(Data excerpts)

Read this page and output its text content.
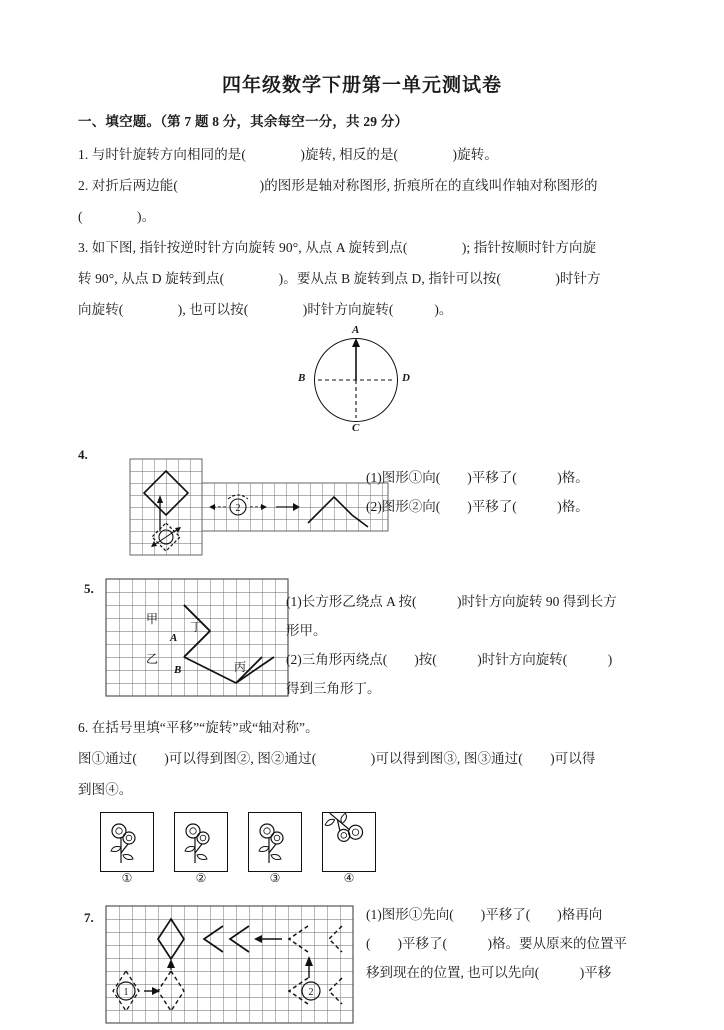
四年级数学下册第一单元测试卷
一、填空题。（第 7 题 8 分，其余每空一分，共 29 分）

1. 与时针旋转方向相同的是(　　　　)旋转, 相反的是(　　　　)旋转。

2. 对折后两边能(　　　　　　)的图形是轴对称图形, 折痕所在的直线叫作轴对称图形的

(　　　　)。

3. 如下图, 指针按逆时针方向旋转 90°, 从点 A 旋转到点(　　　　); 指针按顺时针方向旋

转 90°, 从点 D 旋转到点(　　　　)。要从点 B 旋转到点 D, 指针可以按(　　　　)时针方

向旋转(　　　　), 也可以按(　　　　)时针方向旋转(　　　)。

A
B
C
D
4.
2
(1)图形①向(　　)平移了(　　　)格。
(2)图形②向(　　)平移了(　　　)格。
5.
甲
乙
丙
丁
A
B
(1)长方形乙绕点 A 按(　　　)时针方向旋转 90 得到长方
形甲。
(2)三角形丙绕点(　　)按(　　　)时针方向旋转(　　　)
得到三角形丁。

6. 在括号里填“平移”“旋转”或“轴对称”。

图①通过(　　)可以得到图②, 图②通过(　　　　)可以得到图③, 图③通过(　　)可以得

到图④。

①	②	③	④
7.
1	2
(1)图形①先向(　　)平移了(　　)格再向
(　　)平移了(　　　)格。要从原来的位置平
移到现在的位置, 也可以先向(　　　)平移
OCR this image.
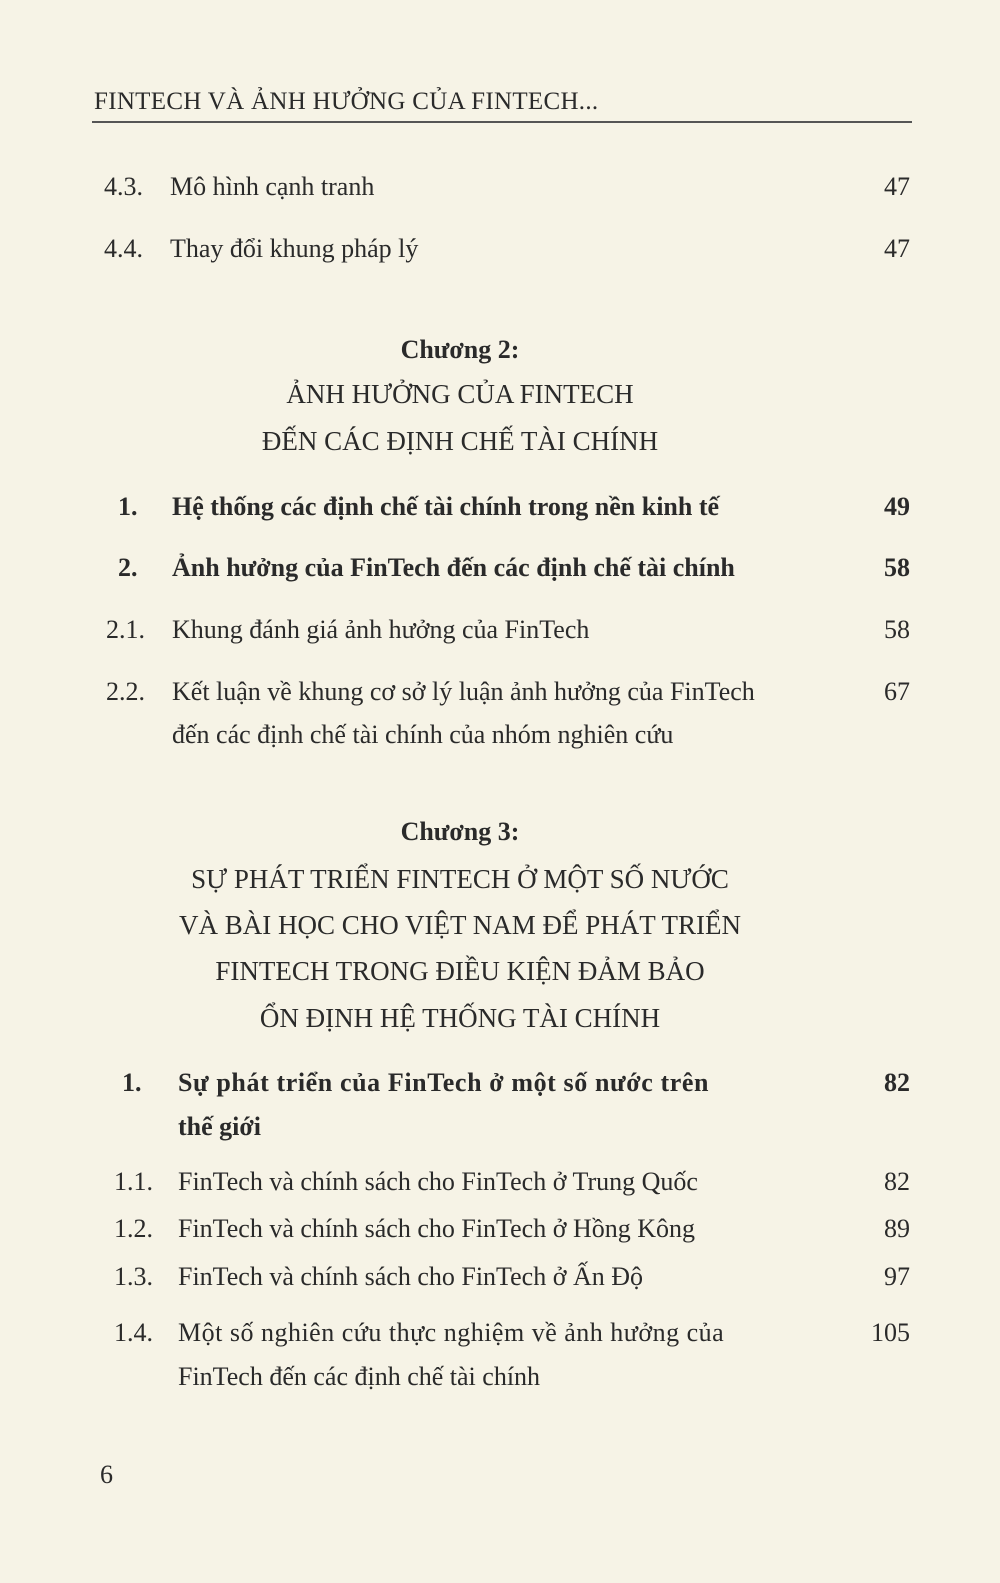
FINTECH VÀ ẢNH HƯỞNG CỦA FINTECH...
4.3. Mô hình cạnh tranh	47
4.4. Thay đổi khung pháp lý	47
Chương 2:
ẢNH HƯỞNG CỦA FINTECH
ĐẾN CÁC ĐỊNH CHẾ TÀI CHÍNH
1. Hệ thống các định chế tài chính trong nền kinh tế	49
2. Ảnh hưởng của FinTech đến các định chế tài chính	58
2.1. Khung đánh giá ảnh hưởng của FinTech	58
2.2. Kết luận về khung cơ sở lý luận ảnh hưởng của FinTech	67
đến các định chế tài chính của nhóm nghiên cứu
Chương 3:
SỰ PHÁT TRIỂN FINTECH Ở MỘT SỐ NƯỚC
VÀ BÀI HỌC CHO VIỆT NAM ĐỂ PHÁT TRIỂN
FINTECH TRONG ĐIỀU KIỆN ĐẢM BẢO
ỔN ĐỊNH HỆ THỐNG TÀI CHÍNH
1. Sự phát triển của FinTech ở một số nước trên	82
thế giới
1.1. FinTech và chính sách cho FinTech ở Trung Quốc	82
1.2. FinTech và chính sách cho FinTech ở Hồng Kông	89
1.3. FinTech và chính sách cho FinTech ở Ấn Độ	97
1.4. Một số nghiên cứu thực nghiệm về ảnh hưởng của	105
FinTech đến các định chế tài chính
6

Given problem. In the copy, include no pictures; restate the listing above exactly.

Exercise result.
Read this page and output its text content.
四年级数学下册第一单元测试卷
一、填空题。（第 7 题 8 分，其余每空一分，共 29 分）

1. 与时针旋转方向相同的是(　　　　)旋转, 相反的是(　　　　)旋转。

2. 对折后两边能(　　　　　　)的图形是轴对称图形, 折痕所在的直线叫作轴对称图形的

(　　　　)。

3. 如下图, 指针按逆时针方向旋转 90°, 从点 A 旋转到点(　　　　); 指针按顺时针方向旋

转 90°, 从点 D 旋转到点(　　　　)。要从点 B 旋转到点 D, 指针可以按(　　　　)时针方

向旋转(　　　　), 也可以按(　　　　)时针方向旋转(　　　)。

A
B
C
D
4.
2
(1)图形①向(　　)平移了(　　　)格。
(2)图形②向(　　)平移了(　　　)格。
5.
甲
乙
丙
丁
A
B
(1)长方形乙绕点 A 按(　　　)时针方向旋转 90 得到长方
形甲。
(2)三角形丙绕点(　　)按(　　　)时针方向旋转(　　　)
得到三角形丁。

6. 在括号里填“平移”“旋转”或“轴对称”。

图①通过(　　)可以得到图②, 图②通过(　　　　)可以得到图③, 图③通过(　　)可以得

到图④。

①	②	③	④
7.
1	2
(1)图形①先向(　　)平移了(　　)格再向
(　　)平移了(　　　)格。要从原来的位置平
移到现在的位置, 也可以先向(　　　)平移
OCR this image.
FINTECH VÀ ẢNH HƯỞNG CỦA FINTECH...
4.3. Mô hình cạnh tranh	47
4.4. Thay đổi khung pháp lý	47
Chương 2:
ẢNH HƯỞNG CỦA FINTECH
ĐẾN CÁC ĐỊNH CHẾ TÀI CHÍNH
1. Hệ thống các định chế tài chính trong nền kinh tế	49
2. Ảnh hưởng của FinTech đến các định chế tài chính	58
2.1. Khung đánh giá ảnh hưởng của FinTech	58
2.2. Kết luận về khung cơ sở lý luận ảnh hưởng của FinTech	67
đến các định chế tài chính của nhóm nghiên cứu
Chương 3:
SỰ PHÁT TRIỂN FINTECH Ở MỘT SỐ NƯỚC
VÀ BÀI HỌC CHO VIỆT NAM ĐỂ PHÁT TRIỂN
FINTECH TRONG ĐIỀU KIỆN ĐẢM BẢO
ỔN ĐỊNH HỆ THỐNG TÀI CHÍNH
1. Sự phát triển của FinTech ở một số nước trên	82
thế giới
1.1. FinTech và chính sách cho FinTech ở Trung Quốc	82
1.2. FinTech và chính sách cho FinTech ở Hồng Kông	89
1.3. FinTech và chính sách cho FinTech ở Ấn Độ	97
1.4. Một số nghiên cứu thực nghiệm về ảnh hưởng của	105
FinTech đến các định chế tài chính
6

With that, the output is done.